▶ _WHAT YOU HAVE TO DO_:
Copy the material from its first line through the line containing "no-remind-checkbox[interactable]: 不在提醒 (61, 270, 119, 286)", including that line, without any changes.

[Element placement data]
— start —
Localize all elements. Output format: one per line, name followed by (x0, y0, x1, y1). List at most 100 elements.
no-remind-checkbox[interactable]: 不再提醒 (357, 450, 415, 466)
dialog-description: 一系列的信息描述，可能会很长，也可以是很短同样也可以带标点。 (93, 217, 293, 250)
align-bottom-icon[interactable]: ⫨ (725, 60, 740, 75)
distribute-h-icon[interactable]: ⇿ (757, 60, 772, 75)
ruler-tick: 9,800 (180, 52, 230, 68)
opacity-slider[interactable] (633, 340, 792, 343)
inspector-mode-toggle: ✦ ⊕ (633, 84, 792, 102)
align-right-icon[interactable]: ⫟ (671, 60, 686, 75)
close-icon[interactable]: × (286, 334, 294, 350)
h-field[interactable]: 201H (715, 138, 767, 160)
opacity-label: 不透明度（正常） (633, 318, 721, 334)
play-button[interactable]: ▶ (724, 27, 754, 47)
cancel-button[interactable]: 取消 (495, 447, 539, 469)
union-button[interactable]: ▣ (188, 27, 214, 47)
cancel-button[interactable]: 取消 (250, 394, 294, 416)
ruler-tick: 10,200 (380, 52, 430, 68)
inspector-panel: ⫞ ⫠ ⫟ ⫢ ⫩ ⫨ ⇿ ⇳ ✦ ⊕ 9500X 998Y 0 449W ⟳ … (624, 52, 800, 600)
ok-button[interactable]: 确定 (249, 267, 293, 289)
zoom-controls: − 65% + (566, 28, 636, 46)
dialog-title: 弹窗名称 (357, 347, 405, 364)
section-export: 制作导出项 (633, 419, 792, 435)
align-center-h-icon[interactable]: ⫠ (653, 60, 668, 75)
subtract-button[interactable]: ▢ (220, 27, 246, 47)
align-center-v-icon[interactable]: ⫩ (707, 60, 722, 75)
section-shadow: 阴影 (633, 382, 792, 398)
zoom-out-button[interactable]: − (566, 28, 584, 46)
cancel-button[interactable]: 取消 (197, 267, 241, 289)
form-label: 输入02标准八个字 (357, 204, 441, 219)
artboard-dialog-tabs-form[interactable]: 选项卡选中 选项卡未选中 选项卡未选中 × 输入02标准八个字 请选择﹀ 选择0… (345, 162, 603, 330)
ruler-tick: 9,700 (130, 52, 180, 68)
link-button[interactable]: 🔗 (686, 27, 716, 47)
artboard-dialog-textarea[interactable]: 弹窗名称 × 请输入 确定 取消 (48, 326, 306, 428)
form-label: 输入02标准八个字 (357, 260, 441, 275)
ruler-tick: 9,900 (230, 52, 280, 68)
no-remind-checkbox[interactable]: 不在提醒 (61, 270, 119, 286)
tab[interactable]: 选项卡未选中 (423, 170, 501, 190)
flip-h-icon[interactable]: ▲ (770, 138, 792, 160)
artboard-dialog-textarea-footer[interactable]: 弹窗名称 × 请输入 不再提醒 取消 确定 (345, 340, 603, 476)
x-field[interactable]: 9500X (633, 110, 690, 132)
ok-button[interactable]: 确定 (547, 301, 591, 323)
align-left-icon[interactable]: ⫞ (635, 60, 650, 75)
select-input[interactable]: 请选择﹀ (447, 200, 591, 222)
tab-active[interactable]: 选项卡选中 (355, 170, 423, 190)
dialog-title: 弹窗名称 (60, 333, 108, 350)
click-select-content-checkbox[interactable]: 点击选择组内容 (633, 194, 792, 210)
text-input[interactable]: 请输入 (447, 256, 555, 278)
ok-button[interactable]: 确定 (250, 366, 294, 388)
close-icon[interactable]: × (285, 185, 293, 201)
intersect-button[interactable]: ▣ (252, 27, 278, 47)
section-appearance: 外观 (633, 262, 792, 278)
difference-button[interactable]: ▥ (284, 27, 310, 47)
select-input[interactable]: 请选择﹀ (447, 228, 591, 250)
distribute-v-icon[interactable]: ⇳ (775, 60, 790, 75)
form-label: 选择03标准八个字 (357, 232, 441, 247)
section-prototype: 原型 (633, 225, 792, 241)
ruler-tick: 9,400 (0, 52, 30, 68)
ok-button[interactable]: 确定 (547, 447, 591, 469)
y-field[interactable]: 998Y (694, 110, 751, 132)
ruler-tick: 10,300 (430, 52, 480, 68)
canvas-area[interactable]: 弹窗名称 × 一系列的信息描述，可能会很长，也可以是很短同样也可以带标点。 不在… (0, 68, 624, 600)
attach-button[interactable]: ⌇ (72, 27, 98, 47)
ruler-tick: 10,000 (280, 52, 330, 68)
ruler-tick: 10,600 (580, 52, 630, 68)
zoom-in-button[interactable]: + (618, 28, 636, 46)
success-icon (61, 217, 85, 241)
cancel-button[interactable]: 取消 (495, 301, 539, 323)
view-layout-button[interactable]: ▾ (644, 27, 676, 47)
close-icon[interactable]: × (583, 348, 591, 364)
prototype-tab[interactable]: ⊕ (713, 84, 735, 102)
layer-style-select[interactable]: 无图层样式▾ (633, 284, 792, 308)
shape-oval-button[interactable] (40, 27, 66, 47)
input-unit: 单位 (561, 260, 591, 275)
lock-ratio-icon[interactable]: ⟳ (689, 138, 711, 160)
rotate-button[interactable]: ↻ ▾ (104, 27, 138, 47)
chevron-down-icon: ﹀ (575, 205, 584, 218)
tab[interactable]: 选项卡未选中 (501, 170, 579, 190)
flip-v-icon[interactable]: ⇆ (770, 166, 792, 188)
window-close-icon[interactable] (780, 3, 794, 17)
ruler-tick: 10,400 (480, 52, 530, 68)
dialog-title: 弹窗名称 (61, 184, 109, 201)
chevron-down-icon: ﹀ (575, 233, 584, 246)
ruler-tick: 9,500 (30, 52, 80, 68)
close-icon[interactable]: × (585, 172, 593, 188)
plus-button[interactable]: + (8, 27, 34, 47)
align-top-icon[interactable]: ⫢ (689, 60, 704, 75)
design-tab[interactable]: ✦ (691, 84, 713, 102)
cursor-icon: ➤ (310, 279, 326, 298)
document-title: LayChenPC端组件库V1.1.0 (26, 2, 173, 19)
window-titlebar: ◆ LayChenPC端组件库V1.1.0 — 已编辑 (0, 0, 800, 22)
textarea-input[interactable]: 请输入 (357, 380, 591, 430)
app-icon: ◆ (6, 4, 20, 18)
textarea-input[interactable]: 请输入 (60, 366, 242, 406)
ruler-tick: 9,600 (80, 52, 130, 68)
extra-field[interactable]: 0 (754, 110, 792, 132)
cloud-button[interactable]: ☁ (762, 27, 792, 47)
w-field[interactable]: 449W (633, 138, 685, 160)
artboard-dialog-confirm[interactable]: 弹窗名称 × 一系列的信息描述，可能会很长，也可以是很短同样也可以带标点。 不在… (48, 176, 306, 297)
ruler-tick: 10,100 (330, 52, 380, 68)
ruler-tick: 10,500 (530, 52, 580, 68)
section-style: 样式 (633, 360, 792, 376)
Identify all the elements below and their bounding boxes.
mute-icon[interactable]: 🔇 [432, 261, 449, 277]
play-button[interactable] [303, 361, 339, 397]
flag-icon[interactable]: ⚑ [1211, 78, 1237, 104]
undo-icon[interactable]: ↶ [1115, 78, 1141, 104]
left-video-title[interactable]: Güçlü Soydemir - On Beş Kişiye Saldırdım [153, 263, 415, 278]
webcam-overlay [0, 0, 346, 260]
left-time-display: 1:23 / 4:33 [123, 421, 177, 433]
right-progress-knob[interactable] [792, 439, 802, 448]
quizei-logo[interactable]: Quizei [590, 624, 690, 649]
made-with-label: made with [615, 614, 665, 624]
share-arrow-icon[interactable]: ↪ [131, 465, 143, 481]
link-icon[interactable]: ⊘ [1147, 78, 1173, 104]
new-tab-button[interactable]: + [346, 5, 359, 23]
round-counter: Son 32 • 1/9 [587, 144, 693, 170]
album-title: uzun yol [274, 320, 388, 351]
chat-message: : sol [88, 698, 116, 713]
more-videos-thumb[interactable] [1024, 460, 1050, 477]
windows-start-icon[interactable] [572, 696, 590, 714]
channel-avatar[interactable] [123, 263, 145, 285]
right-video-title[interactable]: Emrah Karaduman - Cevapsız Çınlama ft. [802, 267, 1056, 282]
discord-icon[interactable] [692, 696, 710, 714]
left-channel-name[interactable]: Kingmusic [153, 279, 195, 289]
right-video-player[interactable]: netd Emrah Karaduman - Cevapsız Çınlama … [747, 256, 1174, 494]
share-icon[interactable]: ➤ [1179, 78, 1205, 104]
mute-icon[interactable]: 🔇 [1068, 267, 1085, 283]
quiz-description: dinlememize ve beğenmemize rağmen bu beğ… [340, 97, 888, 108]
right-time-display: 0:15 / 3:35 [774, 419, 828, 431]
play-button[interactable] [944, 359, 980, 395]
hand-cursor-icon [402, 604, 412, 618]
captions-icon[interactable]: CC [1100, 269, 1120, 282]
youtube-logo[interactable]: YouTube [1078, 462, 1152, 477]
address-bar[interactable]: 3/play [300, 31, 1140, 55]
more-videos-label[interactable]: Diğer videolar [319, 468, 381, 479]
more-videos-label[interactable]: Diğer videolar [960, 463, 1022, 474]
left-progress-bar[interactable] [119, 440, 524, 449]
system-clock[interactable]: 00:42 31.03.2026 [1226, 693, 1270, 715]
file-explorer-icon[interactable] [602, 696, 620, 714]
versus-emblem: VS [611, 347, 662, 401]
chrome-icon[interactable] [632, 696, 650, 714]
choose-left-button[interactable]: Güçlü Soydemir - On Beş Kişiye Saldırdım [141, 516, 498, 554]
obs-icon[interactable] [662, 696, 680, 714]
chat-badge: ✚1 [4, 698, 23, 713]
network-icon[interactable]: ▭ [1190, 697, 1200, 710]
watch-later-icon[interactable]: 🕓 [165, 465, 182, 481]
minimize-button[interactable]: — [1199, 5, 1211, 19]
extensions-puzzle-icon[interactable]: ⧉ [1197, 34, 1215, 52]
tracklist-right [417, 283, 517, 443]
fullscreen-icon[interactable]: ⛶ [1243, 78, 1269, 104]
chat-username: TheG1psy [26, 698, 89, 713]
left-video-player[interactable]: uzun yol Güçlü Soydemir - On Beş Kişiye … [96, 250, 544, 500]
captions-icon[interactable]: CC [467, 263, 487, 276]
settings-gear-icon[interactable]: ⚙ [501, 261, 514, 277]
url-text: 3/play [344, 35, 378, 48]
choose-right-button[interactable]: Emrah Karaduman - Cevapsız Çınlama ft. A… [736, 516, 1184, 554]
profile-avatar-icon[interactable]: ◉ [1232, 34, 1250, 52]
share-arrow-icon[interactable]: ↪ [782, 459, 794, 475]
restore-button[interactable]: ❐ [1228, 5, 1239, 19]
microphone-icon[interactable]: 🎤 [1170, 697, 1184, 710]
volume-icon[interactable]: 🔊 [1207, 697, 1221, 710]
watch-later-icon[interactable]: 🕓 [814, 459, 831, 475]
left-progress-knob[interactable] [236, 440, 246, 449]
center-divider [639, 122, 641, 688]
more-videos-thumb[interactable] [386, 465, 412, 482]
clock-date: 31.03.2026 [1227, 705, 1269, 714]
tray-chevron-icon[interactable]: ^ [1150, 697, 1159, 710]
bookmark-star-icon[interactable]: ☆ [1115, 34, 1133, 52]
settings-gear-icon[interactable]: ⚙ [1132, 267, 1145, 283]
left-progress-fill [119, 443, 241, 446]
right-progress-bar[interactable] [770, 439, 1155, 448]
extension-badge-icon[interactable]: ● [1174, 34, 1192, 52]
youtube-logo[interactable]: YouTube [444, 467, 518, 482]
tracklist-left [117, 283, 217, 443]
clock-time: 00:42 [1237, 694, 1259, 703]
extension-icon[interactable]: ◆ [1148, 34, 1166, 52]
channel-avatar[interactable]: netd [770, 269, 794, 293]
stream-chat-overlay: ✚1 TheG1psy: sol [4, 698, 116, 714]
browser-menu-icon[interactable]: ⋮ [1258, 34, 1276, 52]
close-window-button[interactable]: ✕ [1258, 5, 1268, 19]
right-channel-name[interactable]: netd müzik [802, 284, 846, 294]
— end —
▶ _ANSWER TO THE TASK_:
Localize all elements. Output format: one per line, name followed by (x0, y0, x1, y1). List at most 100 elements.
no-remind-checkbox[interactable]: 不再提醒 (357, 450, 415, 466)
dialog-description: 一系列的信息描述，可能会很长，也可以是很短同样也可以带标点。 (93, 217, 293, 250)
align-bottom-icon[interactable]: ⫨ (725, 60, 740, 75)
distribute-h-icon[interactable]: ⇿ (757, 60, 772, 75)
ruler-tick: 9,800 (180, 52, 230, 68)
opacity-slider[interactable] (633, 340, 792, 343)
inspector-mode-toggle: ✦ ⊕ (633, 84, 792, 102)
align-right-icon[interactable]: ⫟ (671, 60, 686, 75)
close-icon[interactable]: × (286, 334, 294, 350)
h-field[interactable]: 201H (715, 138, 767, 160)
opacity-label: 不透明度（正常） (633, 318, 721, 334)
play-button[interactable]: ▶ (724, 27, 754, 47)
cancel-button[interactable]: 取消 (495, 447, 539, 469)
union-button[interactable]: ▣ (188, 27, 214, 47)
cancel-button[interactable]: 取消 (250, 394, 294, 416)
ruler-tick: 10,200 (380, 52, 430, 68)
inspector-panel: ⫞ ⫠ ⫟ ⫢ ⫩ ⫨ ⇿ ⇳ ✦ ⊕ 9500X 998Y 0 449W ⟳ … (624, 52, 800, 600)
ok-button[interactable]: 确定 (249, 267, 293, 289)
zoom-controls: − 65% + (566, 28, 636, 46)
dialog-title: 弹窗名称 (357, 347, 405, 364)
section-export: 制作导出项 (633, 419, 792, 435)
align-center-h-icon[interactable]: ⫠ (653, 60, 668, 75)
subtract-button[interactable]: ▢ (220, 27, 246, 47)
align-center-v-icon[interactable]: ⫩ (707, 60, 722, 75)
section-shadow: 阴影 (633, 382, 792, 398)
zoom-out-button[interactable]: − (566, 28, 584, 46)
cancel-button[interactable]: 取消 (197, 267, 241, 289)
form-label: 输入02标准八个字 (357, 204, 441, 219)
artboard-dialog-tabs-form[interactable]: 选项卡选中 选项卡未选中 选项卡未选中 × 输入02标准八个字 请选择﹀ 选择0… (345, 162, 603, 330)
ruler-tick: 9,700 (130, 52, 180, 68)
link-button[interactable]: 🔗 (686, 27, 716, 47)
artboard-dialog-textarea[interactable]: 弹窗名称 × 请输入 确定 取消 (48, 326, 306, 428)
form-label: 输入02标准八个字 (357, 260, 441, 275)
ruler-tick: 9,900 (230, 52, 280, 68)
no-remind-checkbox[interactable]: 不在提醒 (61, 270, 119, 286)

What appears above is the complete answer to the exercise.